BEGIN

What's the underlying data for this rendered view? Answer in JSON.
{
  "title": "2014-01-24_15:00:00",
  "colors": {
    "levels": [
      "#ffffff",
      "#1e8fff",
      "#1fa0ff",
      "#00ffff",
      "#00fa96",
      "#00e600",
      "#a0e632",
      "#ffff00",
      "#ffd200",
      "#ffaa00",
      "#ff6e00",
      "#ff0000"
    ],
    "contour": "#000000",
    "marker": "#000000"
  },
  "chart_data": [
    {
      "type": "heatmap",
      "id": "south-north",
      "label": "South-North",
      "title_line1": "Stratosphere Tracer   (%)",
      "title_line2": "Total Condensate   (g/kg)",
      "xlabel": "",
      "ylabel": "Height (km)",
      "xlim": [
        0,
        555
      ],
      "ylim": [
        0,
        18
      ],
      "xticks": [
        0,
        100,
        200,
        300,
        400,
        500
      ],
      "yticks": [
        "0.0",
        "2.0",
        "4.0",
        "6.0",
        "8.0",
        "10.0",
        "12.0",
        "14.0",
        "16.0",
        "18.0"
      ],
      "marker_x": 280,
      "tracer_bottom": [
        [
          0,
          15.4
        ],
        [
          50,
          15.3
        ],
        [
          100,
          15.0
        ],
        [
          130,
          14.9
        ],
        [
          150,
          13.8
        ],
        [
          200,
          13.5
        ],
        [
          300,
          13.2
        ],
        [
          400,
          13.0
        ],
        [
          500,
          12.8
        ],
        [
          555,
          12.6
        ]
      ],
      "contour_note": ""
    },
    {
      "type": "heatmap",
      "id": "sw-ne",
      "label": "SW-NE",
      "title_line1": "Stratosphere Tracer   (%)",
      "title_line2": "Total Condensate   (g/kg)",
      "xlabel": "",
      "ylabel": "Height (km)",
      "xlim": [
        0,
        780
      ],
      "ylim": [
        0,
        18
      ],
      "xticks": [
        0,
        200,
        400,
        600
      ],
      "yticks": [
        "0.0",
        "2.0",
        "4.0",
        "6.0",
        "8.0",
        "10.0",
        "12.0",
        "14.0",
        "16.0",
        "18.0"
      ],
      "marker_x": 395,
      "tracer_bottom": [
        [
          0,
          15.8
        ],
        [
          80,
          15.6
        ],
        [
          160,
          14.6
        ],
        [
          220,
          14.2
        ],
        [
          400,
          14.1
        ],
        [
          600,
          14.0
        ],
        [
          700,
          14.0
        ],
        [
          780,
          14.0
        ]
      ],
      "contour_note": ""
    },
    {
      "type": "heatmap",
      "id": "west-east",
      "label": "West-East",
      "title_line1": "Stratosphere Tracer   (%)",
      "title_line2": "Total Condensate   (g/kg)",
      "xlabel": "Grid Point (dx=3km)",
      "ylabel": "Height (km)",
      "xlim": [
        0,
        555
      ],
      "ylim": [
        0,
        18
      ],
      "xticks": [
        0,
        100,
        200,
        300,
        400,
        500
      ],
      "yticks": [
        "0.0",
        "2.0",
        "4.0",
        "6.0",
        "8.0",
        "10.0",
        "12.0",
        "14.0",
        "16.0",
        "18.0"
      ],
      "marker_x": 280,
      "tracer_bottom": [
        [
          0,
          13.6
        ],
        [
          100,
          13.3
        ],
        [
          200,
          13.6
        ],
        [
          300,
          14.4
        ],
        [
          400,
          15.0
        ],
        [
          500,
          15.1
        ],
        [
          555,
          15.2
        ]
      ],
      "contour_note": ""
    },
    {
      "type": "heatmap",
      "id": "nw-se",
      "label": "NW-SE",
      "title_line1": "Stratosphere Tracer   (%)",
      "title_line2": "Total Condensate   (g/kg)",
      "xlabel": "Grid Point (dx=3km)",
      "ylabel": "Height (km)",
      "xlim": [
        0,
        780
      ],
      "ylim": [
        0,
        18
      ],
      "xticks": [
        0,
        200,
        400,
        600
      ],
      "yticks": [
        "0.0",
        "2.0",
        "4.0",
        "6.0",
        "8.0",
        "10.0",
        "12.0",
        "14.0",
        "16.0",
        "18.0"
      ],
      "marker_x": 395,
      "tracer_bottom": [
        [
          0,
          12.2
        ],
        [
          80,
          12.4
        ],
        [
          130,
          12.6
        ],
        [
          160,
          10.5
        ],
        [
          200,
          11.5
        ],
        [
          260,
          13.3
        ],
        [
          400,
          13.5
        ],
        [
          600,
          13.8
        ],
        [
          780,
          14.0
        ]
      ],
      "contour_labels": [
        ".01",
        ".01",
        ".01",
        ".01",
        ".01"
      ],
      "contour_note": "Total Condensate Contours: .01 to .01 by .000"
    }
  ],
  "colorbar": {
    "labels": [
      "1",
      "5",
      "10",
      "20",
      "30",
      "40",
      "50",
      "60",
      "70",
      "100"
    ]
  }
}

END

• INSTRUCTION
Reproduce the complete data exactly as presented above.

• CORRECT RESULT
What's the underlying data for this rendered view? Answer in JSON.
{
  "title": "2014-01-24_15:00:00",
  "colors": {
    "levels": [
      "#ffffff",
      "#1e8fff",
      "#1fa0ff",
      "#00ffff",
      "#00fa96",
      "#00e600",
      "#a0e632",
      "#ffff00",
      "#ffd200",
      "#ffaa00",
      "#ff6e00",
      "#ff0000"
    ],
    "contour": "#000000",
    "marker": "#000000"
  },
  "chart_data": [
    {
      "type": "heatmap",
      "id": "south-north",
      "label": "South-North",
      "title_line1": "Stratosphere Tracer   (%)",
      "title_line2": "Total Condensate   (g/kg)",
      "xlabel": "",
      "ylabel": "Height (km)",
      "xlim": [
        0,
        555
      ],
      "ylim": [
        0,
        18
      ],
      "xticks": [
        0,
        100,
        200,
        300,
        400,
        500
      ],
      "yticks": [
        "0.0",
        "2.0",
        "4.0",
        "6.0",
        "8.0",
        "10.0",
        "12.0",
        "14.0",
        "16.0",
        "18.0"
      ],
      "marker_x": 280,
      "tracer_bottom": [
        [
          0,
          15.4
        ],
        [
          50,
          15.3
        ],
        [
          100,
          15.0
        ],
        [
          130,
          14.9
        ],
        [
          150,
          13.8
        ],
        [
          200,
          13.5
        ],
        [
          300,
          13.2
        ],
        [
          400,
          13.0
        ],
        [
          500,
          12.8
        ],
        [
          555,
          12.6
        ]
      ],
      "contour_note": ""
    },
    {
      "type": "heatmap",
      "id": "sw-ne",
      "label": "SW-NE",
      "title_line1": "Stratosphere Tracer   (%)",
      "title_line2": "Total Condensate   (g/kg)",
      "xlabel": "",
      "ylabel": "Height (km)",
      "xlim": [
        0,
        780
      ],
      "ylim": [
        0,
        18
      ],
      "xticks": [
        0,
        200,
        400,
        600
      ],
      "yticks": [
        "0.0",
        "2.0",
        "4.0",
        "6.0",
        "8.0",
        "10.0",
        "12.0",
        "14.0",
        "16.0",
        "18.0"
      ],
      "marker_x": 395,
      "tracer_bottom": [
        [
          0,
          15.8
        ],
        [
          80,
          15.6
        ],
        [
          160,
          14.6
        ],
        [
          220,
          14.2
        ],
        [
          400,
          14.1
        ],
        [
          600,
          14.0
        ],
        [
          700,
          14.0
        ],
        [
          780,
          14.0
        ]
      ],
      "contour_note": ""
    },
    {
      "type": "heatmap",
      "id": "west-east",
      "label": "West-East",
      "title_line1": "Stratosphere Tracer   (%)",
      "title_line2": "Total Condensate   (g/kg)",
      "xlabel": "Grid Point (dx=3km)",
      "ylabel": "Height (km)",
      "xlim": [
        0,
        555
      ],
      "ylim": [
        0,
        18
      ],
      "xticks": [
        0,
        100,
        200,
        300,
        400,
        500
      ],
      "yticks": [
        "0.0",
        "2.0",
        "4.0",
        "6.0",
        "8.0",
        "10.0",
        "12.0",
        "14.0",
        "16.0",
        "18.0"
      ],
      "marker_x": 280,
      "tracer_bottom": [
        [
          0,
          13.6
        ],
        [
          100,
          13.3
        ],
        [
          200,
          13.6
        ],
        [
          300,
          14.4
        ],
        [
          400,
          15.0
        ],
        [
          500,
          15.1
        ],
        [
          555,
          15.2
        ]
      ],
      "contour_note": ""
    },
    {
      "type": "heatmap",
      "id": "nw-se",
      "label": "NW-SE",
      "title_line1": "Stratosphere Tracer   (%)",
      "title_line2": "Total Condensate   (g/kg)",
      "xlabel": "Grid Point (dx=3km)",
      "ylabel": "Height (km)",
      "xlim": [
        0,
        780
      ],
      "ylim": [
        0,
        18
      ],
      "xticks": [
        0,
        200,
        400,
        600
      ],
      "yticks": [
        "0.0",
        "2.0",
        "4.0",
        "6.0",
        "8.0",
        "10.0",
        "12.0",
        "14.0",
        "16.0",
        "18.0"
      ],
      "marker_x": 395,
      "tracer_bottom": [
        [
          0,
          12.2
        ],
        [
          80,
          12.4
        ],
        [
          130,
          12.6
        ],
        [
          160,
          10.5
        ],
        [
          200,
          11.5
        ],
        [
          260,
          13.3
        ],
        [
          400,
          13.5
        ],
        [
          600,
          13.8
        ],
        [
          780,
          14.0
        ]
      ],
      "contour_labels": [
        ".01",
        ".01",
        ".01",
        ".01",
        ".01"
      ],
      "contour_note": "Total Condensate Contours: .01 to .01 by .000"
    }
  ],
  "colorbar": {
    "labels": [
      "1",
      "5",
      "10",
      "20",
      "30",
      "40",
      "50",
      "60",
      "70",
      "100"
    ]
  }
}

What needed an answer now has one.